* _Aim of the exercise_:
Reproduce each line exactly. Skip none.

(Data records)
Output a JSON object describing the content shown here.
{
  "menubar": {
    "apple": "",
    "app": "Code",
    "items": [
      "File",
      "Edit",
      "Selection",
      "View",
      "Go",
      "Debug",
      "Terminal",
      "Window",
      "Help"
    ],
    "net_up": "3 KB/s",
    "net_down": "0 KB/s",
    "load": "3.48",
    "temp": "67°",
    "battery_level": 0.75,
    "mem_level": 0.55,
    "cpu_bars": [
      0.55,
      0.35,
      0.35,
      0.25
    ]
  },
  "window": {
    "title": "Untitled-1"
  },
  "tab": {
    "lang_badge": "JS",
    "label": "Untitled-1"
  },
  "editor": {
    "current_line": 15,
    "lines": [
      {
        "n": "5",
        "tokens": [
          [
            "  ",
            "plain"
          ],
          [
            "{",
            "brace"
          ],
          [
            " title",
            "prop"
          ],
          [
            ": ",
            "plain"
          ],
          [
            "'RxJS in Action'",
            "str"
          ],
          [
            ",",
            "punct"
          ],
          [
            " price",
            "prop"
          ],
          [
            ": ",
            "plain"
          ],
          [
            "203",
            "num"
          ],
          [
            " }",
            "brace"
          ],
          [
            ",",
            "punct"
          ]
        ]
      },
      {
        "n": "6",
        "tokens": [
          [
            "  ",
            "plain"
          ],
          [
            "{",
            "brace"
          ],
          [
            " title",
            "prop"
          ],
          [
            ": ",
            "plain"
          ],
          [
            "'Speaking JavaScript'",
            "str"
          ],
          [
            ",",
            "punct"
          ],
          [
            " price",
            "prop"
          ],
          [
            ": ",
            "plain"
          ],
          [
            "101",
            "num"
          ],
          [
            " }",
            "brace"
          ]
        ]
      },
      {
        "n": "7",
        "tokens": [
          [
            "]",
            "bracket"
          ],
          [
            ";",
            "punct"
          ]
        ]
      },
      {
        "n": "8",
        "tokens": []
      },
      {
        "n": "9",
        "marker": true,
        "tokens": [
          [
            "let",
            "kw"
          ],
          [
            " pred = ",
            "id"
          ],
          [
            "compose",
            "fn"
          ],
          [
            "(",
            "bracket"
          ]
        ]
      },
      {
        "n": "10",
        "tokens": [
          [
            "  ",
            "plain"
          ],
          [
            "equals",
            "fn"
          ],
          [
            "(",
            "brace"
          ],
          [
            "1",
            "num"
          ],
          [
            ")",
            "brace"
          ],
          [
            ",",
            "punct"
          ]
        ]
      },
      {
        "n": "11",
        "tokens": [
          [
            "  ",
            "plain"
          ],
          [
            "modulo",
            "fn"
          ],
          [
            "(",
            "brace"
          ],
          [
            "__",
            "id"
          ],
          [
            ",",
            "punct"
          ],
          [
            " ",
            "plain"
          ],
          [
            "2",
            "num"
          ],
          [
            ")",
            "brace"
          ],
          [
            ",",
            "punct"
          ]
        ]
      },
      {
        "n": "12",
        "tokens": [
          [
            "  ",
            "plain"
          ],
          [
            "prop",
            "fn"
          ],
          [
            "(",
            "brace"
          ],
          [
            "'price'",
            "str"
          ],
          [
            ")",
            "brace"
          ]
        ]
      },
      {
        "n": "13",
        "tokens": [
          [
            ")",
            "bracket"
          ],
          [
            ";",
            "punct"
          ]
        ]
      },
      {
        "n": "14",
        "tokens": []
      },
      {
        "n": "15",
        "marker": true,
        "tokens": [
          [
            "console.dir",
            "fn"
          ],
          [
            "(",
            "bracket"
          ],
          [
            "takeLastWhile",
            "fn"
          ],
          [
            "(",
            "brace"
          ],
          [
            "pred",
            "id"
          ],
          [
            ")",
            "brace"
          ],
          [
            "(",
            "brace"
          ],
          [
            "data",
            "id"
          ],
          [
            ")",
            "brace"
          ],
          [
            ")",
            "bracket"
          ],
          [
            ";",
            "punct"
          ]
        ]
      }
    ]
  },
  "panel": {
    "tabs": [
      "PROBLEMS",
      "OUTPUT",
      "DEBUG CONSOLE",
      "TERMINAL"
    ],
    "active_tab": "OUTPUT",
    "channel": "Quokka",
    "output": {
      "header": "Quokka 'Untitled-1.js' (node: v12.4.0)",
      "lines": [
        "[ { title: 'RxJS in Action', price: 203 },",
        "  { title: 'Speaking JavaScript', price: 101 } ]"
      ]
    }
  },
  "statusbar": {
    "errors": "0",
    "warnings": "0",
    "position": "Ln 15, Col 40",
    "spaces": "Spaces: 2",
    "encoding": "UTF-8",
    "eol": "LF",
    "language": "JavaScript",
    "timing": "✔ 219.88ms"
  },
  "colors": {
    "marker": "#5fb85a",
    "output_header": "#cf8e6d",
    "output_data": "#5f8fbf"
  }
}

* _Correct result_:
Output a JSON object describing the content shown here.
{
  "menubar": {
    "apple": "",
    "app": "Code",
    "items": [
      "File",
      "Edit",
      "Selection",
      "View",
      "Go",
      "Debug",
      "Terminal",
      "Window",
      "Help"
    ],
    "net_up": "3 KB/s",
    "net_down": "0 KB/s",
    "load": "3.48",
    "temp": "67°",
    "battery_level": 0.75,
    "mem_level": 0.55,
    "cpu_bars": [
      0.55,
      0.35,
      0.35,
      0.25
    ]
  },
  "window": {
    "title": "Untitled-1"
  },
  "tab": {
    "lang_badge": "JS",
    "label": "Untitled-1"
  },
  "editor": {
    "current_line": 15,
    "lines": [
      {
        "n": "5",
        "tokens": [
          [
            "  ",
            "plain"
          ],
          [
            "{",
            "brace"
          ],
          [
            " title",
            "prop"
          ],
          [
            ": ",
            "plain"
          ],
          [
            "'RxJS in Action'",
            "str"
          ],
          [
            ",",
            "punct"
          ],
          [
            " price",
            "prop"
          ],
          [
            ": ",
            "plain"
          ],
          [
            "203",
            "num"
          ],
          [
            " }",
            "brace"
          ],
          [
            ",",
            "punct"
          ]
        ]
      },
      {
        "n": "6",
        "tokens": [
          [
            "  ",
            "plain"
          ],
          [
            "{",
            "brace"
          ],
          [
            " title",
            "prop"
          ],
          [
            ": ",
            "plain"
          ],
          [
            "'Speaking JavaScript'",
            "str"
          ],
          [
            ",",
            "punct"
          ],
          [
            " price",
            "prop"
          ],
          [
            ": ",
            "plain"
          ],
          [
            "101",
            "num"
          ],
          [
            " }",
            "brace"
          ]
        ]
      },
      {
        "n": "7",
        "tokens": [
          [
            "]",
            "bracket"
          ],
          [
            ";",
            "punct"
          ]
        ]
      },
      {
        "n": "8",
        "tokens": []
      },
      {
        "n": "9",
        "marker": true,
        "tokens": [
          [
            "let",
            "kw"
          ],
          [
            " pred = ",
            "id"
          ],
          [
            "compose",
            "fn"
          ],
          [
            "(",
            "bracket"
          ]
        ]
      },
      {
        "n": "10",
        "tokens": [
          [
            "  ",
            "plain"
          ],
          [
            "equals",
            "fn"
          ],
          [
            "(",
            "brace"
          ],
          [
            "1",
            "num"
          ],
          [
            ")",
            "brace"
          ],
          [
            ",",
            "punct"
          ]
        ]
      },
      {
        "n": "11",
        "tokens": [
          [
            "  ",
            "plain"
          ],
          [
            "modulo",
            "fn"
          ],
          [
            "(",
            "brace"
          ],
          [
            "__",
            "id"
          ],
          [
            ",",
            "punct"
          ],
          [
            " ",
            "plain"
          ],
          [
            "2",
            "num"
          ],
          [
            ")",
            "brace"
          ],
          [
            ",",
            "punct"
          ]
        ]
      },
      {
        "n": "12",
        "tokens": [
          [
            "  ",
            "plain"
          ],
          [
            "prop",
            "fn"
          ],
          [
            "(",
            "brace"
          ],
          [
            "'price'",
            "str"
          ],
          [
            ")",
            "brace"
          ]
        ]
      },
      {
        "n": "13",
        "tokens": [
          [
            ")",
            "bracket"
          ],
          [
            ";",
            "punct"
          ]
        ]
      },
      {
        "n": "14",
        "tokens": []
      },
      {
        "n": "15",
        "marker": true,
        "tokens": [
          [
            "console.dir",
            "fn"
          ],
          [
            "(",
            "bracket"
          ],
          [
            "takeLastWhile",
            "fn"
          ],
          [
            "(",
            "brace"
          ],
          [
            "pred",
            "id"
          ],
          [
            ")",
            "brace"
          ],
          [
            "(",
            "brace"
          ],
          [
            "data",
            "id"
          ],
          [
            ")",
            "brace"
          ],
          [
            ")",
            "bracket"
          ],
          [
            ";",
            "punct"
          ]
        ]
      }
    ]
  },
  "panel": {
    "tabs": [
      "PROBLEMS",
      "OUTPUT",
      "DEBUG CONSOLE",
      "TERMINAL"
    ],
    "active_tab": "OUTPUT",
    "channel": "Quokka",
    "output": {
      "header": "Quokka 'Untitled-1.js' (node: v12.4.0)",
      "lines": [
        "[ { title: 'RxJS in Action', price: 203 },",
        "  { title: 'Speaking JavaScript', price: 101 } ]"
      ]
    }
  },
  "statusbar": {
    "errors": "0",
    "warnings": "0",
    "position": "Ln 15, Col 40",
    "spaces": "Spaces: 2",
    "encoding": "UTF-8",
    "eol": "LF",
    "language": "JavaScript",
    "timing": "✔ 219.88ms"
  },
  "colors": {
    "marker": "#5fb85a",
    "output_header": "#cf8e6d",
    "output_data": "#5f8fbf"
  }
}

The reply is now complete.